◆ Extracted records ◆
>> BEGIN
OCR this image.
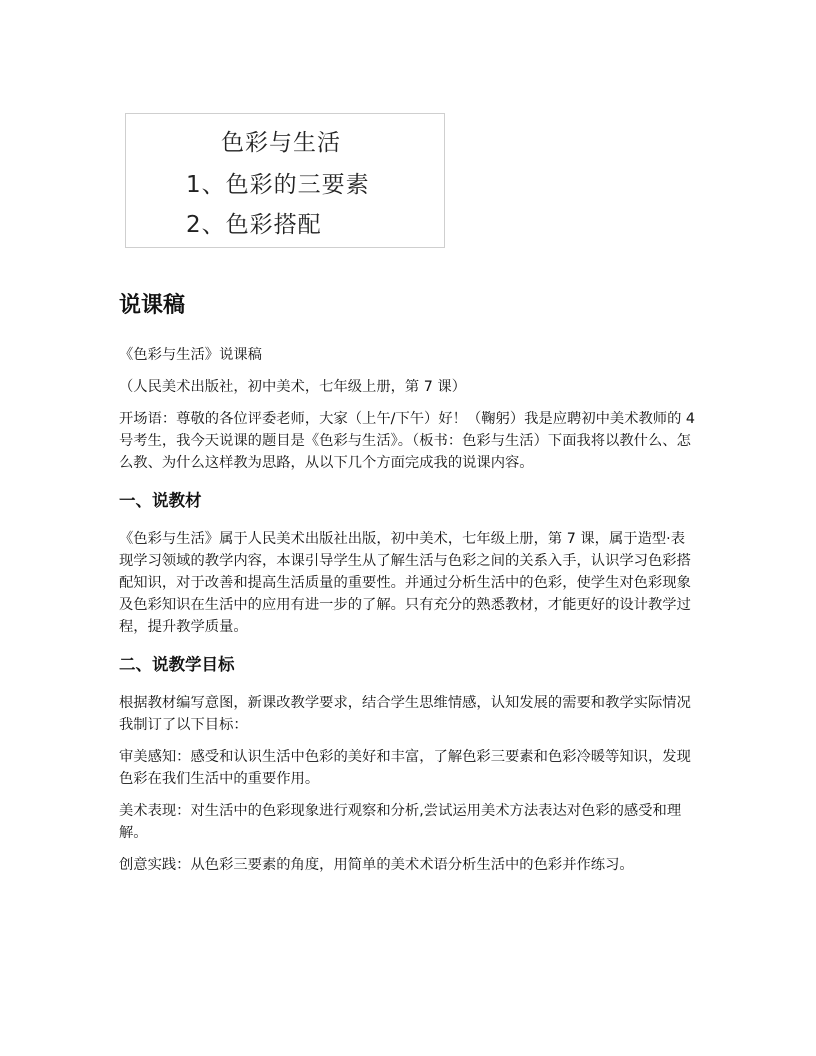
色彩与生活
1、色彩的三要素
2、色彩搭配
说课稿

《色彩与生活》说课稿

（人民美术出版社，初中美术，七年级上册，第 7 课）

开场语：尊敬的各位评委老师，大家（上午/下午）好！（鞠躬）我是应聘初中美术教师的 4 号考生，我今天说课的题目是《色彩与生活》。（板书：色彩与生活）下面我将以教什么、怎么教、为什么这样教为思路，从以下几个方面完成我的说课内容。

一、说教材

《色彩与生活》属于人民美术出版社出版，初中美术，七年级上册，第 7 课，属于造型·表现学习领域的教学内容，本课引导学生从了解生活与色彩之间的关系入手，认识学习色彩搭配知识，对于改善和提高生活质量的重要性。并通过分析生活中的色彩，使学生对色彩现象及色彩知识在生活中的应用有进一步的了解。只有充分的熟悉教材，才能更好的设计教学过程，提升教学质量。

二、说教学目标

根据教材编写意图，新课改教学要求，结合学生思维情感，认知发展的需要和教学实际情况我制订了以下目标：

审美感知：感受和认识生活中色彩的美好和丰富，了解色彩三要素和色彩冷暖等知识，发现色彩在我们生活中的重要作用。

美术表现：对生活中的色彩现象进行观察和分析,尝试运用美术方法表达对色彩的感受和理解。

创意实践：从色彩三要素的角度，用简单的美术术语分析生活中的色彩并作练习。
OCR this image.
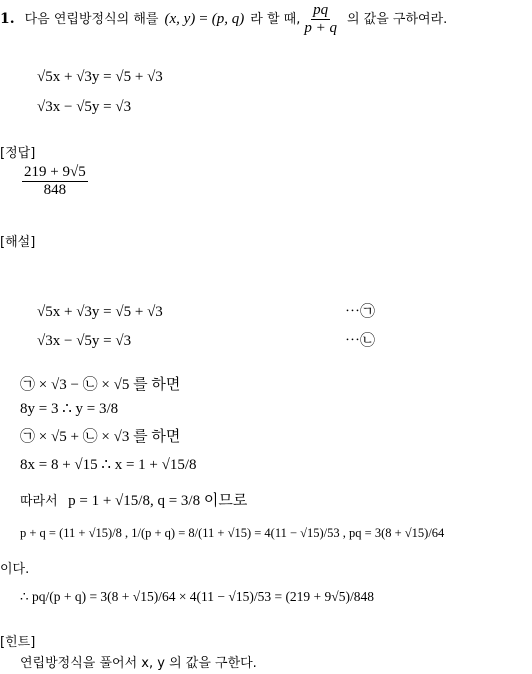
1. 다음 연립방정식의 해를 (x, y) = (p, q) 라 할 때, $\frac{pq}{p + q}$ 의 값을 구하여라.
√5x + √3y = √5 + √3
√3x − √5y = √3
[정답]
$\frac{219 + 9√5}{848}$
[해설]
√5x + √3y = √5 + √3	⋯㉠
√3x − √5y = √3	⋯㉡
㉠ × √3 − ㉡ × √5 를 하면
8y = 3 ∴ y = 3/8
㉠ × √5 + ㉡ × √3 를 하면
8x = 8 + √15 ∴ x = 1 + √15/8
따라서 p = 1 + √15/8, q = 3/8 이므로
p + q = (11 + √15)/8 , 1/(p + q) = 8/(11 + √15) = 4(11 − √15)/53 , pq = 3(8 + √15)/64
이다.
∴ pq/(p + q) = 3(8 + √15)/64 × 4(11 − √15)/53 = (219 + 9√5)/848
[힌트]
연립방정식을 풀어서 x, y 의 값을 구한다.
>> END
◆ TO BE DONE ◆
Quote the data above in full, leaving out the pictures it holds.

◆ EXERCISE RESPONSE ◆
OCR this image.
色彩与生活
1、色彩的三要素
2、色彩搭配
说课稿

《色彩与生活》说课稿

（人民美术出版社，初中美术，七年级上册，第 7 课）

开场语：尊敬的各位评委老师，大家（上午/下午）好！（鞠躬）我是应聘初中美术教师的 4 号考生，我今天说课的题目是《色彩与生活》。（板书：色彩与生活）下面我将以教什么、怎么教、为什么这样教为思路，从以下几个方面完成我的说课内容。

一、说教材

《色彩与生活》属于人民美术出版社出版，初中美术，七年级上册，第 7 课，属于造型·表现学习领域的教学内容，本课引导学生从了解生活与色彩之间的关系入手，认识学习色彩搭配知识，对于改善和提高生活质量的重要性。并通过分析生活中的色彩，使学生对色彩现象及色彩知识在生活中的应用有进一步的了解。只有充分的熟悉教材，才能更好的设计教学过程，提升教学质量。

二、说教学目标

根据教材编写意图，新课改教学要求，结合学生思维情感，认知发展的需要和教学实际情况我制订了以下目标：

审美感知：感受和认识生活中色彩的美好和丰富，了解色彩三要素和色彩冷暖等知识，发现色彩在我们生活中的重要作用。

美术表现：对生活中的色彩现象进行观察和分析,尝试运用美术方法表达对色彩的感受和理解。

创意实践：从色彩三要素的角度，用简单的美术术语分析生活中的色彩并作练习。
OCR this image.
1. 다음 연립방정식의 해를 (x, y) = (p, q) 라 할 때, $\frac{pq}{p + q}$ 의 값을 구하여라.
√5x + √3y = √5 + √3
√3x − √5y = √3
[정답]
$\frac{219 + 9√5}{848}$
[해설]
√5x + √3y = √5 + √3	⋯㉠
√3x − √5y = √3	⋯㉡
㉠ × √3 − ㉡ × √5 를 하면
8y = 3 ∴ y = 3/8
㉠ × √5 + ㉡ × √3 를 하면
8x = 8 + √15 ∴ x = 1 + √15/8
따라서 p = 1 + √15/8, q = 3/8 이므로
p + q = (11 + √15)/8 , 1/(p + q) = 8/(11 + √15) = 4(11 − √15)/53 , pq = 3(8 + √15)/64
이다.
∴ pq/(p + q) = 3(8 + √15)/64 × 4(11 − √15)/53 = (219 + 9√5)/848
[힌트]
연립방정식을 풀어서 x, y 의 값을 구한다.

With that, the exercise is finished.